AIM OF THE TASK:
Show, in full, each line of the data that contains "back".
─── INFORMATION PROVIDED
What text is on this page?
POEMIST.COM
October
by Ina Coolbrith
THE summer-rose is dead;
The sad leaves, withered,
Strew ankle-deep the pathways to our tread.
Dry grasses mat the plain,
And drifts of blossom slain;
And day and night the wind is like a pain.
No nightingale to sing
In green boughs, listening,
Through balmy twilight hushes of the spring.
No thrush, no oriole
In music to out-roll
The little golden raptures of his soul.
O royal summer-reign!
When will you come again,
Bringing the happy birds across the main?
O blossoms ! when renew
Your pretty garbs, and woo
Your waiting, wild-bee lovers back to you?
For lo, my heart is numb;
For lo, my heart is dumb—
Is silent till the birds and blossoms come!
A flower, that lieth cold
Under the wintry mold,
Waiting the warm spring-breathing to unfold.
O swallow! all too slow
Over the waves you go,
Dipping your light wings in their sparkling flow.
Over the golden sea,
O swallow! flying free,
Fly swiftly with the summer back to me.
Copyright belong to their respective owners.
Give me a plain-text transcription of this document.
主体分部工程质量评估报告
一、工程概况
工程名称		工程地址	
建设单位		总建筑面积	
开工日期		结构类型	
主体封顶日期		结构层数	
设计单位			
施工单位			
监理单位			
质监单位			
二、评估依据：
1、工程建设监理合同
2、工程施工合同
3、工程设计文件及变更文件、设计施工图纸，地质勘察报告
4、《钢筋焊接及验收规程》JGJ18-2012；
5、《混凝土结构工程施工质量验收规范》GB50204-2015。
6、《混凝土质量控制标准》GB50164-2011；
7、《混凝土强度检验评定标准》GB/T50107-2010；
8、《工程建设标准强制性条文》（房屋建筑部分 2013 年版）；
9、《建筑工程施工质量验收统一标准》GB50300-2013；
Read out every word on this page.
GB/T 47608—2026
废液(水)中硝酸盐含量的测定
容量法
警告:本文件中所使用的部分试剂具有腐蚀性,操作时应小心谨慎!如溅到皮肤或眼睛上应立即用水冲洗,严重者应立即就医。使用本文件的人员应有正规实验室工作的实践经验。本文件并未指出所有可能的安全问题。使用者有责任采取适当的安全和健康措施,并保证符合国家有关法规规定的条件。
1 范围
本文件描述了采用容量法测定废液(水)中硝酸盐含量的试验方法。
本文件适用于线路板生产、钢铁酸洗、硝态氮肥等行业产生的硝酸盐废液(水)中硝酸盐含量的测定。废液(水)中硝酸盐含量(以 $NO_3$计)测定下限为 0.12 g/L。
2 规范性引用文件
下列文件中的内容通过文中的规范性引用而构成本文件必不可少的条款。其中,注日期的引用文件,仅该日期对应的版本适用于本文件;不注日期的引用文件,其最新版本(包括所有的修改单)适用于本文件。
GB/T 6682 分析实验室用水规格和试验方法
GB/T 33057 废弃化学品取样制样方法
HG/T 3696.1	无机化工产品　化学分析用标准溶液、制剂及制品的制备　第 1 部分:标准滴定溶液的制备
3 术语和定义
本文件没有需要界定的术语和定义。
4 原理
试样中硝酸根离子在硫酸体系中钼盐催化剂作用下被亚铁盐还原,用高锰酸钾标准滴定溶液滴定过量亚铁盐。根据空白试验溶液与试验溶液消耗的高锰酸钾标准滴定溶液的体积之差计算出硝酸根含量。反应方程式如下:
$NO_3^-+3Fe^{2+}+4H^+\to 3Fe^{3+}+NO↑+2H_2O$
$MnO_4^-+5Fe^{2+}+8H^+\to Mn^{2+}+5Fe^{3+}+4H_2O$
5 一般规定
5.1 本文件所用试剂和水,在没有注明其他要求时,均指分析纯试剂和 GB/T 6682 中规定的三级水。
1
──────
ANSWER IN FULL:
Your waiting, wild-bee lovers back to you?
Fly swiftly with the summer back to me.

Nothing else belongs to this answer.